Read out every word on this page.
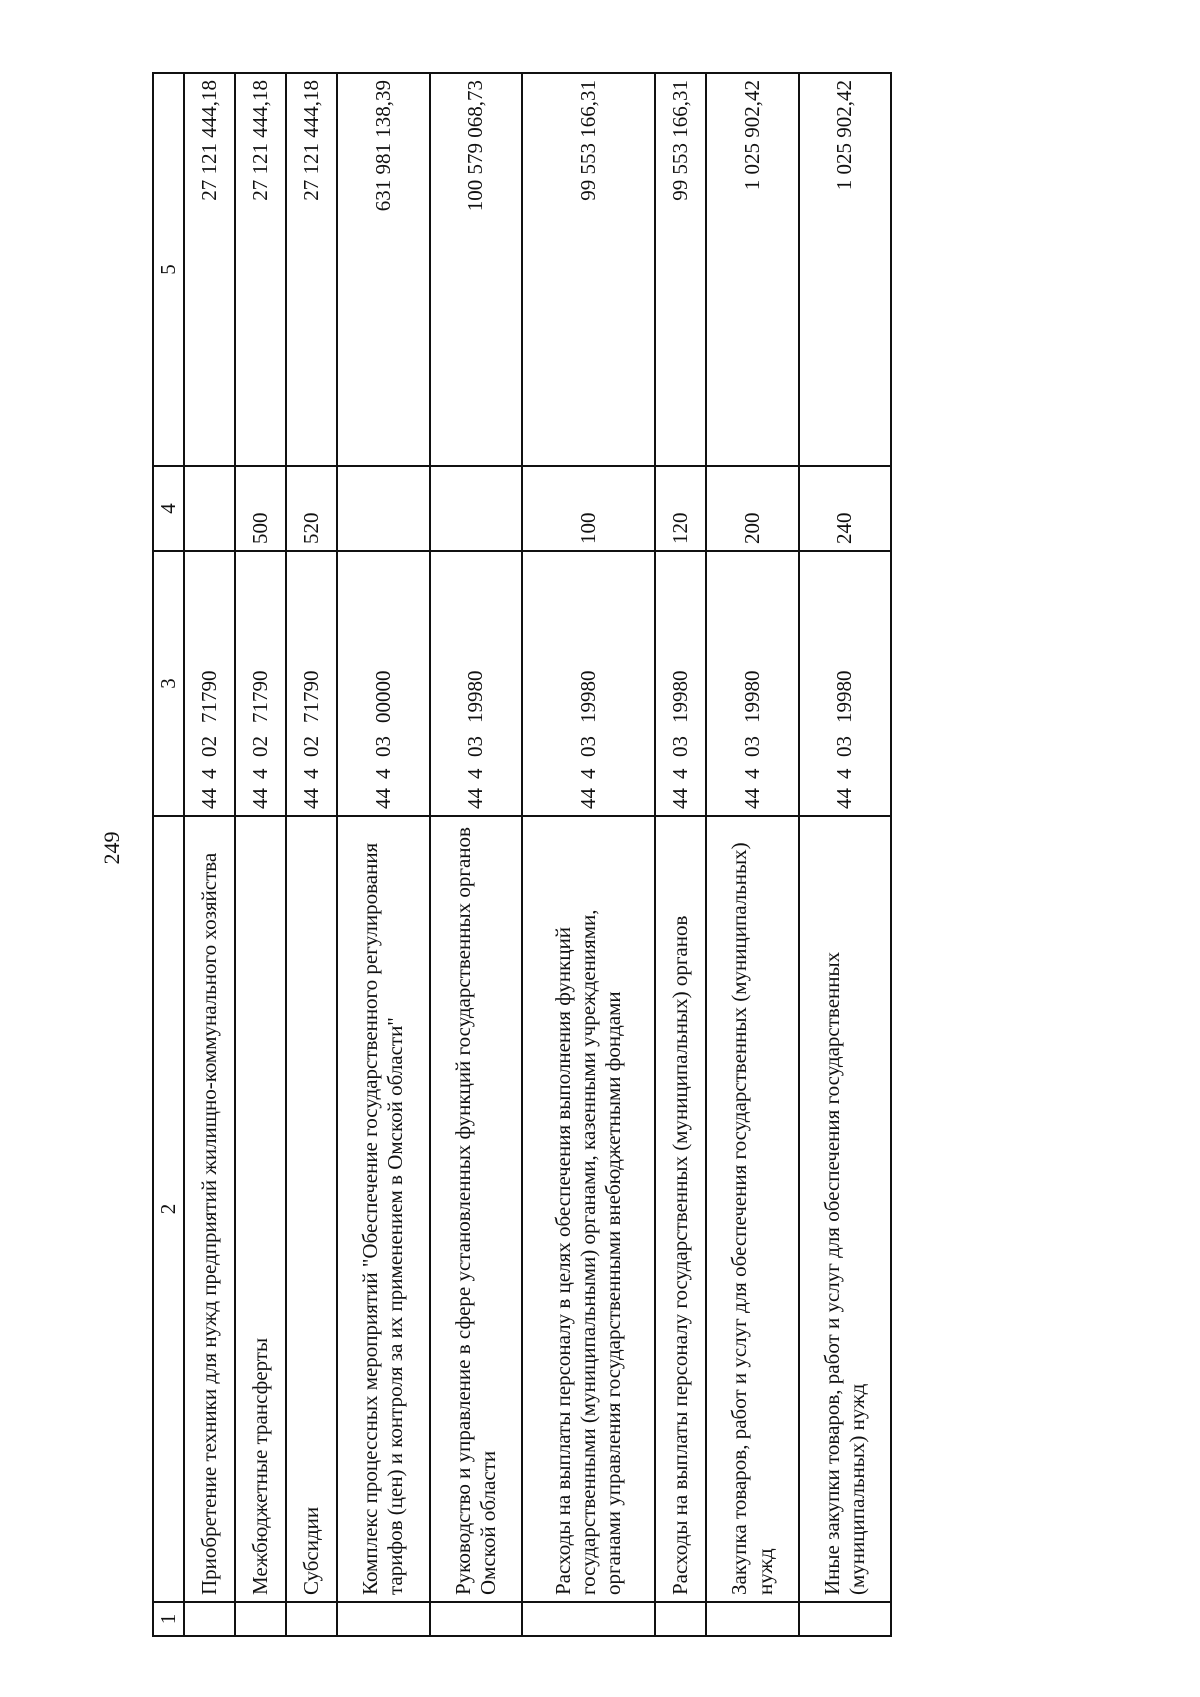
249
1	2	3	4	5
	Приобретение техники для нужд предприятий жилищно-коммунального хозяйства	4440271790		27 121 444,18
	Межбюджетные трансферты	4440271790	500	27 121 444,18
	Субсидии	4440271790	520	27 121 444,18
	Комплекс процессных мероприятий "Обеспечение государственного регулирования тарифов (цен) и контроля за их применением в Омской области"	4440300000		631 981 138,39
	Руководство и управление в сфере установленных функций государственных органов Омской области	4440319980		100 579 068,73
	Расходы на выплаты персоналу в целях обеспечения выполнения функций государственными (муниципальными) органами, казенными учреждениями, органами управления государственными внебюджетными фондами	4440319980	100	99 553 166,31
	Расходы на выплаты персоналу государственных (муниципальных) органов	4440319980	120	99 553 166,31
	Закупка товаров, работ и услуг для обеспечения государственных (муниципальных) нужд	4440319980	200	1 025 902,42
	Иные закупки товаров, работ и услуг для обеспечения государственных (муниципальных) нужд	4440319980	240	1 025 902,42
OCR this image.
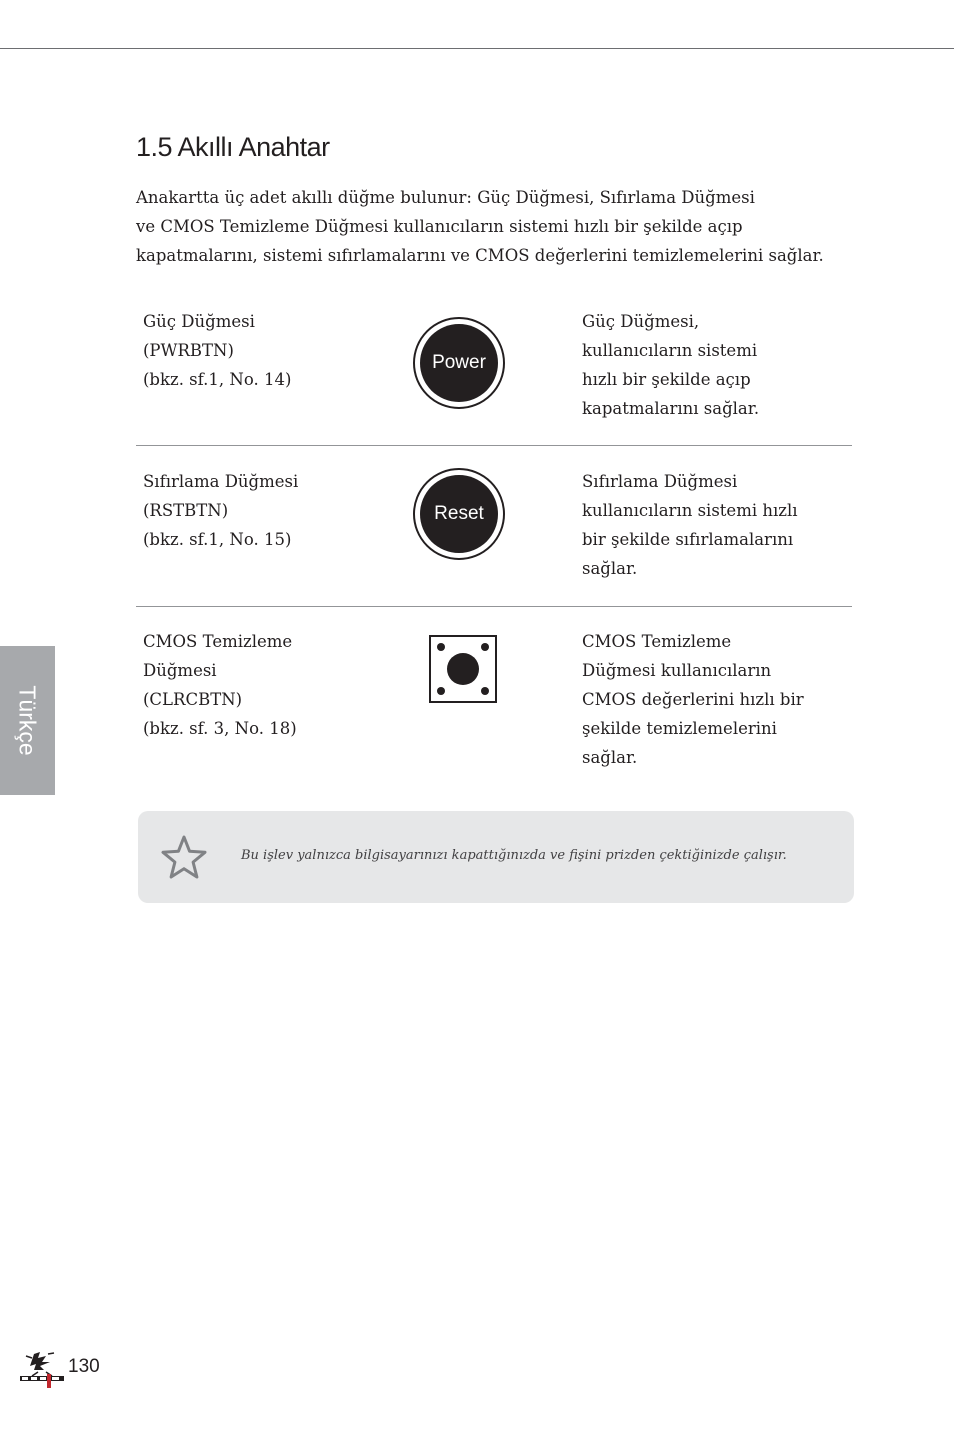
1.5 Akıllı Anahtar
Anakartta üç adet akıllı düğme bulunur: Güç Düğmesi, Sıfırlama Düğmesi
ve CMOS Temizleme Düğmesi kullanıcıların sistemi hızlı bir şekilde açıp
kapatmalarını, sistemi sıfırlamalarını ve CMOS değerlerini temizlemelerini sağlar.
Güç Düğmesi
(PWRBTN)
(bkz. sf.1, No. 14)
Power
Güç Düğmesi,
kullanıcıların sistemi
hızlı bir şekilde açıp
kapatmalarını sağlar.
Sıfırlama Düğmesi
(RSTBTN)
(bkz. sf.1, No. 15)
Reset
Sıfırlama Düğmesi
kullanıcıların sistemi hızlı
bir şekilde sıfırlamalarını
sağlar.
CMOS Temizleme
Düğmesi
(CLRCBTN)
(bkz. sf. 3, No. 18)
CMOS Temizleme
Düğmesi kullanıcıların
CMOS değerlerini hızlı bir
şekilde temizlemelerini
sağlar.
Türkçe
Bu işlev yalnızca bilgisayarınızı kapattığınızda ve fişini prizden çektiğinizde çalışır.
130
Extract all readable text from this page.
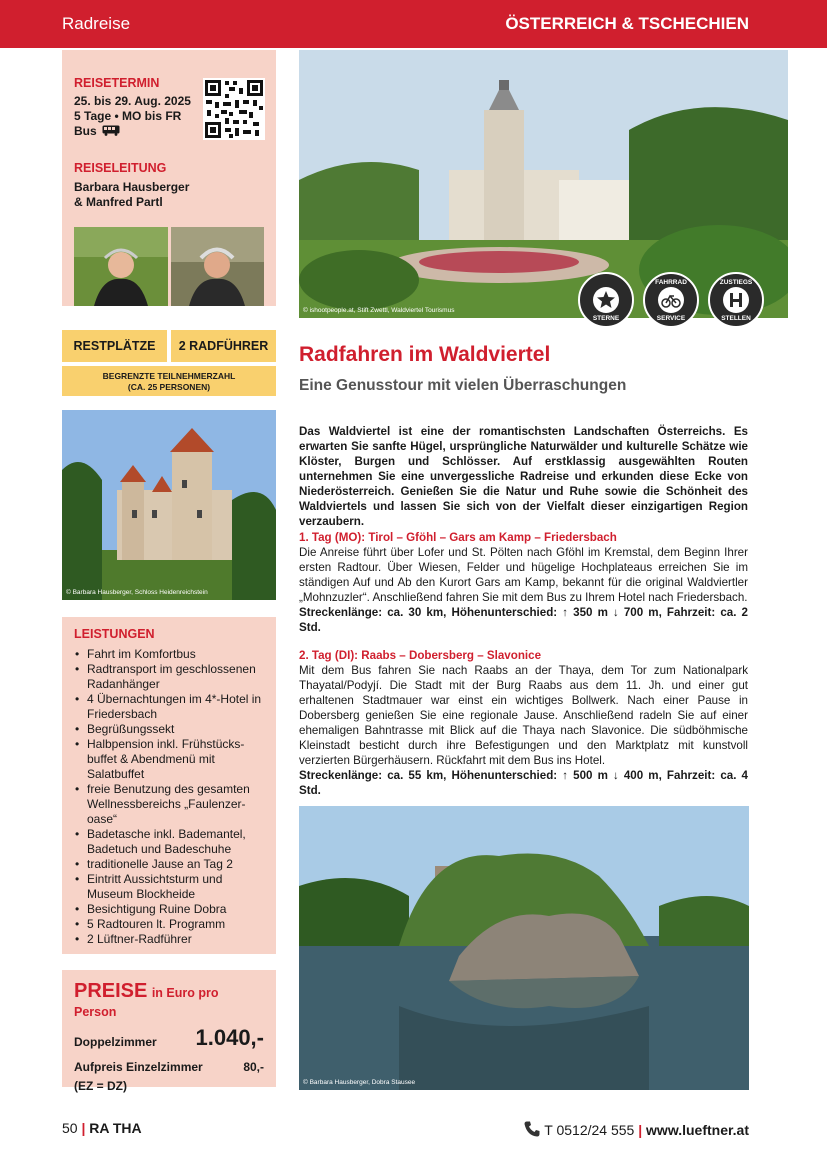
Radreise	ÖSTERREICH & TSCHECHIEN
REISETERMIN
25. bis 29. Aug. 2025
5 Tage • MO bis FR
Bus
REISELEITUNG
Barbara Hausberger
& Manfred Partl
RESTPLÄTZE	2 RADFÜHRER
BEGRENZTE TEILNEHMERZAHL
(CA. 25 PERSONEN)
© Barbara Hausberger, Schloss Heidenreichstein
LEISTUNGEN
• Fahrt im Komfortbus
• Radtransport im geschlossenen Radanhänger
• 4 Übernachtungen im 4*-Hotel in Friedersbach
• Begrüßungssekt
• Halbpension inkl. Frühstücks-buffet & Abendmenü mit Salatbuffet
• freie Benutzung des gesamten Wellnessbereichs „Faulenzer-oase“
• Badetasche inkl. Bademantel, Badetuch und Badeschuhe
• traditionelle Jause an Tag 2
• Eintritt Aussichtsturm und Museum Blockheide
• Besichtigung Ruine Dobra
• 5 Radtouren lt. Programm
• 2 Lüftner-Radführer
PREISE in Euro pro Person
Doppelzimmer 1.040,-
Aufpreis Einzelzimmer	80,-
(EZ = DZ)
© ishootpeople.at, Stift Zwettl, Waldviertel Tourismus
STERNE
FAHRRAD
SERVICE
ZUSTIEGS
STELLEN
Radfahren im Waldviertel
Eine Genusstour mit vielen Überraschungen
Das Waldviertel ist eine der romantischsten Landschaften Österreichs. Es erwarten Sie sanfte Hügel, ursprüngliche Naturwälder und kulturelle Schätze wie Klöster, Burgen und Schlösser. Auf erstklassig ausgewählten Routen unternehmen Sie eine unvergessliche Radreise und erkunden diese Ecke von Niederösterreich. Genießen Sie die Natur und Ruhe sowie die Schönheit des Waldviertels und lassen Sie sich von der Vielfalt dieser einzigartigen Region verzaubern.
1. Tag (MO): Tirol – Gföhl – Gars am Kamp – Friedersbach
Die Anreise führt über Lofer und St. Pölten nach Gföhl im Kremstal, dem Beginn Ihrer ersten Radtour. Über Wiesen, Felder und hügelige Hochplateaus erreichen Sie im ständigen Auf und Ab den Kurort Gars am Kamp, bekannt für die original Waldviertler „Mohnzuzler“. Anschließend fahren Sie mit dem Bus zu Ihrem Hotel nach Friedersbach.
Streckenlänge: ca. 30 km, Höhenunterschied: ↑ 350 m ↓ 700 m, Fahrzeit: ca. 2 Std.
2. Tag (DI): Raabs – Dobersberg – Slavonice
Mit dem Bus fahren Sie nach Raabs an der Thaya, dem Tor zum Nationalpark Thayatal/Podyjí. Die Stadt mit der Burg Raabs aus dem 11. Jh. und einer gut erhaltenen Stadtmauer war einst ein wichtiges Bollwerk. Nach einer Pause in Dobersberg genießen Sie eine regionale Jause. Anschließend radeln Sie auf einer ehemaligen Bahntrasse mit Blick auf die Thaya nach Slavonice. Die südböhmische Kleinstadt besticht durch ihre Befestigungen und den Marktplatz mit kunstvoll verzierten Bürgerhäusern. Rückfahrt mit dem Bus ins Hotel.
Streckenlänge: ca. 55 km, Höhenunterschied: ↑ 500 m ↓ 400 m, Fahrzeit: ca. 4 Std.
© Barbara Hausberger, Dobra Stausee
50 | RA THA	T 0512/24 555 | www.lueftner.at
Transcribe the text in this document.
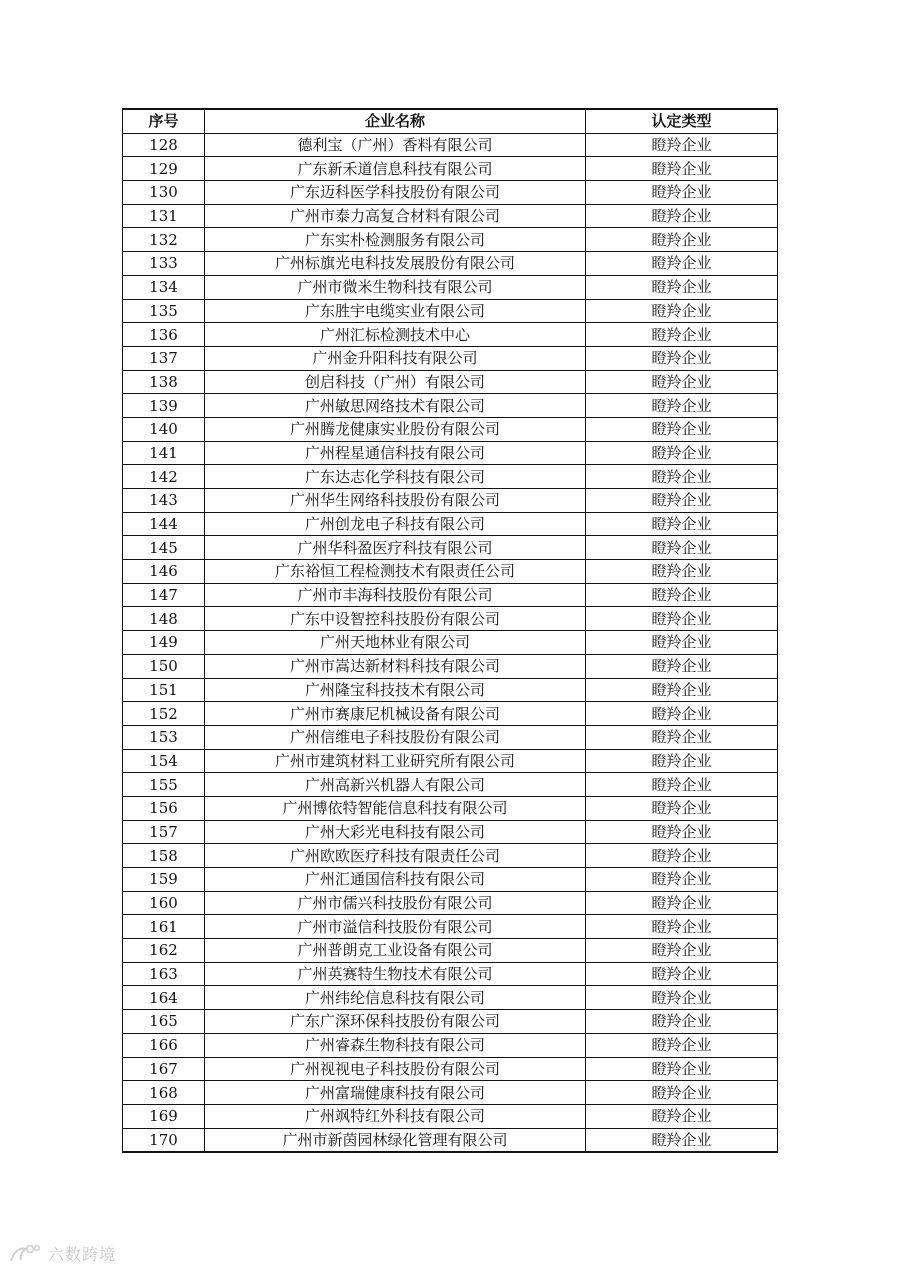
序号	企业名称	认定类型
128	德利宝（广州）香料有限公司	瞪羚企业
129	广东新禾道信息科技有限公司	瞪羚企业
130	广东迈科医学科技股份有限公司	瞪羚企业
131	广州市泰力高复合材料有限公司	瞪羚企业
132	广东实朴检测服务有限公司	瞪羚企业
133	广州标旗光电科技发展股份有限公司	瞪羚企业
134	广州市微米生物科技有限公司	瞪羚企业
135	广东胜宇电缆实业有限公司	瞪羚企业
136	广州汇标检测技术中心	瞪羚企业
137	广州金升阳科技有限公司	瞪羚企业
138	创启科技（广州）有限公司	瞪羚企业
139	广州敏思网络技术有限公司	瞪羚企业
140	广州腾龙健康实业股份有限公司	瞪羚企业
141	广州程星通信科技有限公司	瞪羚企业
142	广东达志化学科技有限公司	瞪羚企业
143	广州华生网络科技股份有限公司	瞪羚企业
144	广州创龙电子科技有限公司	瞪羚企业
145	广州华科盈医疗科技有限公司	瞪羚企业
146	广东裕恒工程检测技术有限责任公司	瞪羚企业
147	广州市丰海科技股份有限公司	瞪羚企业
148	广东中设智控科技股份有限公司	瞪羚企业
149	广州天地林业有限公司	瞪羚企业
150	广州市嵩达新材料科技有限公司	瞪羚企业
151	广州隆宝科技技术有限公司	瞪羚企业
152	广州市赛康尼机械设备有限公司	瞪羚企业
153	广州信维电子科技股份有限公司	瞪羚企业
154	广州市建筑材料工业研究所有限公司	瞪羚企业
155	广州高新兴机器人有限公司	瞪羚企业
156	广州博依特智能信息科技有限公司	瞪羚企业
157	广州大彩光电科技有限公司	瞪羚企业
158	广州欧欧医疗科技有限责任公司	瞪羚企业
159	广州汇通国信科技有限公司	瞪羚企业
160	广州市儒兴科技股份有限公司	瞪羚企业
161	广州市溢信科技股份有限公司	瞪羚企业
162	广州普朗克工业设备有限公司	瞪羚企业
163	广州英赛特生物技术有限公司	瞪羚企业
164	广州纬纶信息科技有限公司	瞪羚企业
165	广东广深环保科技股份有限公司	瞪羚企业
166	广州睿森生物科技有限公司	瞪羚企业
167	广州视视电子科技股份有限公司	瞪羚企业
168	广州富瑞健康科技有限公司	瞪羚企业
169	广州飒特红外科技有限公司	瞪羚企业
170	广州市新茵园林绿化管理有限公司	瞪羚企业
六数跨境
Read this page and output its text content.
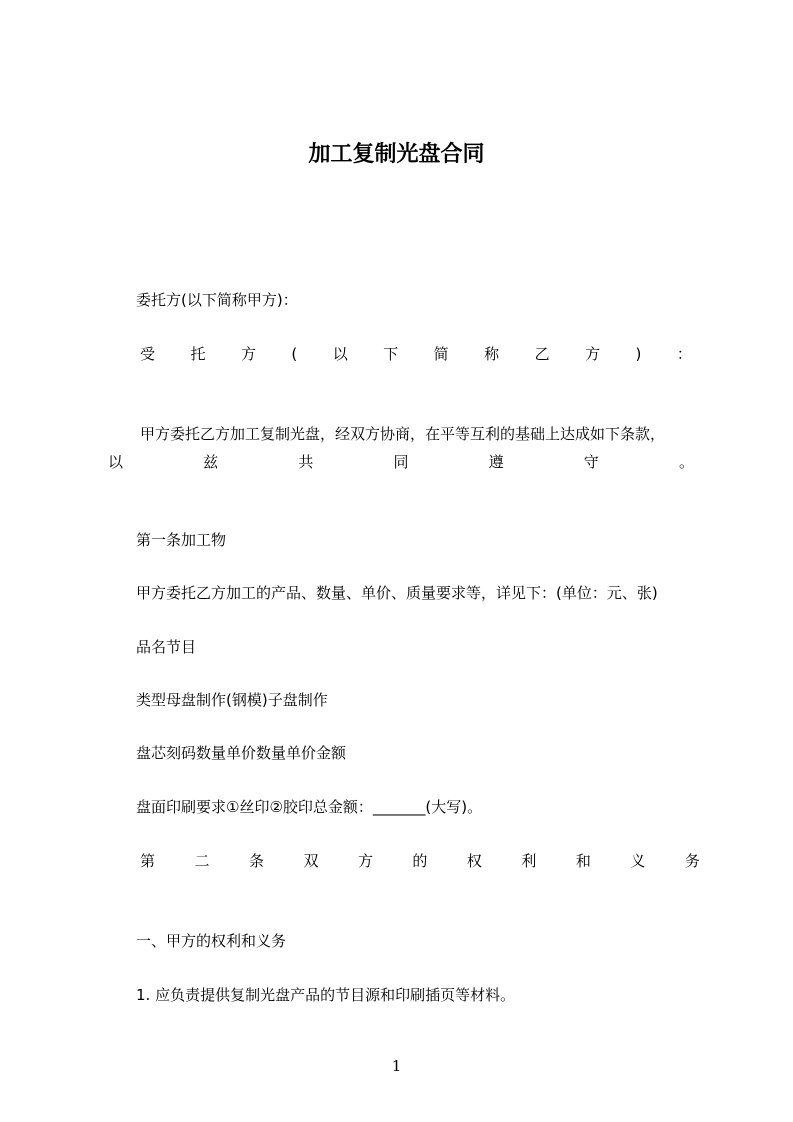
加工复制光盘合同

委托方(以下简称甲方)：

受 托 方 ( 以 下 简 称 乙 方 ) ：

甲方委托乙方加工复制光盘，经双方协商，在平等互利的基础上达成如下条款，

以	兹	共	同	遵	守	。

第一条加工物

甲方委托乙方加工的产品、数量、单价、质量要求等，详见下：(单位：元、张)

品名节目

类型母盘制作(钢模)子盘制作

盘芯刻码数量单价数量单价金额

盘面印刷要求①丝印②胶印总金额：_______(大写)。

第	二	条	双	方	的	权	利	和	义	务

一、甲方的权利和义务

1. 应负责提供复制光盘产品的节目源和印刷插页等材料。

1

----

## OBJECTIVE:
Using the listing above, return all lines where the word "функций" occurs.

## WRITTEN ANSWER:
	Руководство и управление в сфере установленных функций государственных органов Омской области	4440319980		100 579 068,73
	Расходы на выплаты персоналу в целях обеспечения выполнения функций государственными (муниципальными) органами, казенными учреждениями, органами управления государственными внебюджетными фондами	4440319980	100	99 553 166,31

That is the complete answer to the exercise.